# The records:

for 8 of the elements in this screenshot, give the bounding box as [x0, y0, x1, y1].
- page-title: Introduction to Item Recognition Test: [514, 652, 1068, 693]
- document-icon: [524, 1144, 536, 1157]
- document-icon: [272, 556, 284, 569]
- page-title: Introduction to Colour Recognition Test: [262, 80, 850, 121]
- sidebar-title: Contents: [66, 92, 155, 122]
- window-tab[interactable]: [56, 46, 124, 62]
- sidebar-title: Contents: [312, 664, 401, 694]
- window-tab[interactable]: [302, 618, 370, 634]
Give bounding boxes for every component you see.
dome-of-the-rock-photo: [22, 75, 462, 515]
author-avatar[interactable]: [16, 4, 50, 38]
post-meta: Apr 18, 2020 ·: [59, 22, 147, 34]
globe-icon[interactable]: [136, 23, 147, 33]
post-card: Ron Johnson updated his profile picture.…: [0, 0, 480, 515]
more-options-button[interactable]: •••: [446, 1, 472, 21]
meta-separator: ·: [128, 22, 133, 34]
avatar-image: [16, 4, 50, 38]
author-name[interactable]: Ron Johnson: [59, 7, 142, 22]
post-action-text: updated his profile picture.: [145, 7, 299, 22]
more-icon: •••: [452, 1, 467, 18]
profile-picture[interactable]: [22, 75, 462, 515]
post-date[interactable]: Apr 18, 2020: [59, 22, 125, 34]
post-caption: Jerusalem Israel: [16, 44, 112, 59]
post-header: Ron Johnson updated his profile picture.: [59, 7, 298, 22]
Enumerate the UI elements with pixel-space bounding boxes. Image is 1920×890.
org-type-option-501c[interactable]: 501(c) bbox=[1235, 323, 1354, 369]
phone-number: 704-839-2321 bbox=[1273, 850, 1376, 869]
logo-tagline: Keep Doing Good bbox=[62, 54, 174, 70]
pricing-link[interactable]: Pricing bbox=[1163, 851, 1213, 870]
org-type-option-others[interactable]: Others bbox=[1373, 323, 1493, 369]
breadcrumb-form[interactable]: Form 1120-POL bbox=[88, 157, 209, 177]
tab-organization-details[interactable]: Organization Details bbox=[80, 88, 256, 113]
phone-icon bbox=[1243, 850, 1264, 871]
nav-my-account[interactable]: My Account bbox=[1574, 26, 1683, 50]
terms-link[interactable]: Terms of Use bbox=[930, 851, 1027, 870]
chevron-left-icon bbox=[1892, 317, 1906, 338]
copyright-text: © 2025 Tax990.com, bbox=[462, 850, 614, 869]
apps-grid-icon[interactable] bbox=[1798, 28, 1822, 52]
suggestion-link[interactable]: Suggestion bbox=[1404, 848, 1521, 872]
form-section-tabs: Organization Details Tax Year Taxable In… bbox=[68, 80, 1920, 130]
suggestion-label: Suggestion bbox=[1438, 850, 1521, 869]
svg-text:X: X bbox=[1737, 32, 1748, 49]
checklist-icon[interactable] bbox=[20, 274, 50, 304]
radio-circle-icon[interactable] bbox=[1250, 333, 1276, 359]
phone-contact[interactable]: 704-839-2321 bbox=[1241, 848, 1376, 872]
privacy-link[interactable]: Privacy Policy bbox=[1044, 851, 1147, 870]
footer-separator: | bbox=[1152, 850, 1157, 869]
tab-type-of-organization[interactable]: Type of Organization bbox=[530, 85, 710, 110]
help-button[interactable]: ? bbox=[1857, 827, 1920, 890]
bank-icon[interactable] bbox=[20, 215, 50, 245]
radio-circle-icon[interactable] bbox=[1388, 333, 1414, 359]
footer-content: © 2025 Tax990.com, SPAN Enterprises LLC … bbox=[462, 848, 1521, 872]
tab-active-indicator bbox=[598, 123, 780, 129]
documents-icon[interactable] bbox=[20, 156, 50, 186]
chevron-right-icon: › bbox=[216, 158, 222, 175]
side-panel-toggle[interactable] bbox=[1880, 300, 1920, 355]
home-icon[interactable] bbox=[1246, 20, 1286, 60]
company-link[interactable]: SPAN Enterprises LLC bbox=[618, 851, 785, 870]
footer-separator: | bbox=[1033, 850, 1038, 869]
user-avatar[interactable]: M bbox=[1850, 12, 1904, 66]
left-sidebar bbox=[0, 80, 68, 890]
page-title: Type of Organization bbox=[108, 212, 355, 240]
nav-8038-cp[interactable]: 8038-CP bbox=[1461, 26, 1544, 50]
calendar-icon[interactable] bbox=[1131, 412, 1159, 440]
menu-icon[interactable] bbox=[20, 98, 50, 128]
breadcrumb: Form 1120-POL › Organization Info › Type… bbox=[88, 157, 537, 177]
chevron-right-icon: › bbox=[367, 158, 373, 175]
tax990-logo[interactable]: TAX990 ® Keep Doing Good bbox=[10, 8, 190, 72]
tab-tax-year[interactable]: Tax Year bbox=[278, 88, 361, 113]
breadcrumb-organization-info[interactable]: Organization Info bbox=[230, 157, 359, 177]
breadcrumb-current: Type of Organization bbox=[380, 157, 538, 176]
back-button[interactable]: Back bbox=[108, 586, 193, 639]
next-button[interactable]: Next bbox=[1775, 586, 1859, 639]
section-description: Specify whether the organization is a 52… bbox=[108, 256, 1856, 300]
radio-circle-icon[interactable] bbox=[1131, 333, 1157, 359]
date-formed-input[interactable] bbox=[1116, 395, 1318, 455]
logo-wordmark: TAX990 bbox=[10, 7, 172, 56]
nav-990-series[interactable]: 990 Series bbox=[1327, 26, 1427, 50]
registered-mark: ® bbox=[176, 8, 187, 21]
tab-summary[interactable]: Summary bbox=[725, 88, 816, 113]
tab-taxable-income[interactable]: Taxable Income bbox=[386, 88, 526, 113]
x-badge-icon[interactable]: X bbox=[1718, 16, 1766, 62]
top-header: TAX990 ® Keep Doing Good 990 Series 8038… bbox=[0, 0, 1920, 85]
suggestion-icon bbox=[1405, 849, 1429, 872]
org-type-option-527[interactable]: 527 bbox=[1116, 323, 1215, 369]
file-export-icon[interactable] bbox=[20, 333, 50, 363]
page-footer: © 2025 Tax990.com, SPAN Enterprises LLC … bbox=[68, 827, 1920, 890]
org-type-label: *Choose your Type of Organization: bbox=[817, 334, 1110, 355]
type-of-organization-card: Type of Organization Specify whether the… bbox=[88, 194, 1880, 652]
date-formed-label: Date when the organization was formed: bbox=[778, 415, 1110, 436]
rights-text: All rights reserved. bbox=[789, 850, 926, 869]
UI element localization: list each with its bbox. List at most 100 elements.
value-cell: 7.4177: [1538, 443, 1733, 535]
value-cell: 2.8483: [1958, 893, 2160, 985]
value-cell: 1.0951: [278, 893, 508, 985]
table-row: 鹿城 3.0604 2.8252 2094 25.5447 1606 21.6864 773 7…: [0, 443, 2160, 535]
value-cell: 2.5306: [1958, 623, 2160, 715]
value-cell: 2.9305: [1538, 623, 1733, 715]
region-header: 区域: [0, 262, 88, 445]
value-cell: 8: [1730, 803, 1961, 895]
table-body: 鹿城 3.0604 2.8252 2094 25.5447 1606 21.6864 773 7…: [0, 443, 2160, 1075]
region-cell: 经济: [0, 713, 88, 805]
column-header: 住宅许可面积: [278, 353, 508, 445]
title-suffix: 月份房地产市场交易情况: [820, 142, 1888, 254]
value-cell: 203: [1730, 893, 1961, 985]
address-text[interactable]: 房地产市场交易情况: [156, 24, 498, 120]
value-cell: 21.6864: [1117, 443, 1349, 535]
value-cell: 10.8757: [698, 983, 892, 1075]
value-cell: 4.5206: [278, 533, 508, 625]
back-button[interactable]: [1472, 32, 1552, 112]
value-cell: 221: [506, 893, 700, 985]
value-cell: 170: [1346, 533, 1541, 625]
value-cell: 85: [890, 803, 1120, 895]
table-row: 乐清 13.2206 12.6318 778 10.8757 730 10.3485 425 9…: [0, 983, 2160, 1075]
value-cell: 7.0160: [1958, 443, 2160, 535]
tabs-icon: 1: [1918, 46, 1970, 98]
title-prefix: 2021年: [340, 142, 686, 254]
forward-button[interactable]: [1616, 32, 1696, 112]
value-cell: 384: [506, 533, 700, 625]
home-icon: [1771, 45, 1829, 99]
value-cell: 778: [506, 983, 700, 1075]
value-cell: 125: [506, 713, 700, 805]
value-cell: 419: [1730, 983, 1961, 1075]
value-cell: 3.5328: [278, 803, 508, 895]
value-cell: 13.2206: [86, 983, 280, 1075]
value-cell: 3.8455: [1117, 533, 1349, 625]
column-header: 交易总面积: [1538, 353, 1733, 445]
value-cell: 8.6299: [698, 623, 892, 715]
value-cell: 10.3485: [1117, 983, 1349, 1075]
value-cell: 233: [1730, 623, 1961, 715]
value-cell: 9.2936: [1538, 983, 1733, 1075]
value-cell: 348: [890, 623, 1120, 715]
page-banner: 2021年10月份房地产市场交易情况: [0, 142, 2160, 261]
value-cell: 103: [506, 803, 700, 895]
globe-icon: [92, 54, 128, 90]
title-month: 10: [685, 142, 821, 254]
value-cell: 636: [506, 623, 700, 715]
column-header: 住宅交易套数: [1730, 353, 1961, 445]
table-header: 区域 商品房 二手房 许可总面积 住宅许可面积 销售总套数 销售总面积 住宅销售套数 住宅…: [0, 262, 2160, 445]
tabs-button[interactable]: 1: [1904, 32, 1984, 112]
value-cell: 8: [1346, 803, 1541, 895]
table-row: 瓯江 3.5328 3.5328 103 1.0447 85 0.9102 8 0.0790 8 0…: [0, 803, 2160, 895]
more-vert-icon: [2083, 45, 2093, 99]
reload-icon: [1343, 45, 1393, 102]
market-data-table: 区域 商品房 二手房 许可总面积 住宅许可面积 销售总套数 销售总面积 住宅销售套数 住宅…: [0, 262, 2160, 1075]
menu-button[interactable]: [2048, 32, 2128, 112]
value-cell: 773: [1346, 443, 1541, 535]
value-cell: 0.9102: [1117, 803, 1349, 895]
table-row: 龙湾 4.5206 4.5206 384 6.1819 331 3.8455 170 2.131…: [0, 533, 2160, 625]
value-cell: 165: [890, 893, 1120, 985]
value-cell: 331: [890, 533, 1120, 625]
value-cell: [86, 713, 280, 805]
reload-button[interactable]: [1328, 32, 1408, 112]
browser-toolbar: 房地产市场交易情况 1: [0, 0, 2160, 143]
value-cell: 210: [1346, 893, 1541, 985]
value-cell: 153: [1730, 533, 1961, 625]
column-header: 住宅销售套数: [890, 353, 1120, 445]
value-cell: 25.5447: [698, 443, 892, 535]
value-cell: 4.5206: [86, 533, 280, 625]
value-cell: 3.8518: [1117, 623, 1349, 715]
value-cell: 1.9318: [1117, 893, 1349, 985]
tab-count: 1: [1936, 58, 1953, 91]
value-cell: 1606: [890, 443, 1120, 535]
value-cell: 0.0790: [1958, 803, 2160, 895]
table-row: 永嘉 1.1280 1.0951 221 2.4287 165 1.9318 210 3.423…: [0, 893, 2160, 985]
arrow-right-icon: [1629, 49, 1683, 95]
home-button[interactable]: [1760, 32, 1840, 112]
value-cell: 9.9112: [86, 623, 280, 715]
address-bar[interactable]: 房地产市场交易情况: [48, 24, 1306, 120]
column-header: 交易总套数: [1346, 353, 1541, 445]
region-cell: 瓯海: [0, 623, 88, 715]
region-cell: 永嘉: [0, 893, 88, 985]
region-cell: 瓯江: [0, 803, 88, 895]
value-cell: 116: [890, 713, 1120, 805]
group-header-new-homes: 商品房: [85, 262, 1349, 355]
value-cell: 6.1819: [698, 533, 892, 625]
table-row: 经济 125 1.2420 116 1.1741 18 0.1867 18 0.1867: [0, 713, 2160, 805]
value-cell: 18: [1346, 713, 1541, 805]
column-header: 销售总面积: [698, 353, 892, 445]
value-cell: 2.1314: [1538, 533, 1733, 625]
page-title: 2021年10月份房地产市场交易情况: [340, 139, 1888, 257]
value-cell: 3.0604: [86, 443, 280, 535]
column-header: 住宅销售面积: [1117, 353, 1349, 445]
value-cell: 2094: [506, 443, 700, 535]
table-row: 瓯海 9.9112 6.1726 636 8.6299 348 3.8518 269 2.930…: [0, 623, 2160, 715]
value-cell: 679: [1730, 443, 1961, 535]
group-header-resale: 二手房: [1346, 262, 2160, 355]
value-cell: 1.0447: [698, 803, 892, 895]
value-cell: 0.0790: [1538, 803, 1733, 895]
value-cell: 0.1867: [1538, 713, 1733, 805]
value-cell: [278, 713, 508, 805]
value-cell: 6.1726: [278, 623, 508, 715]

# Brief:
Find every line in the records above that contains the word "with", and copy each of those lines.

# Final result:
Enumerate the UI elements with pixel-space bounding boxes. Image is 1920×890.
UI element localization: list each with its bbox. List at most 100 elements.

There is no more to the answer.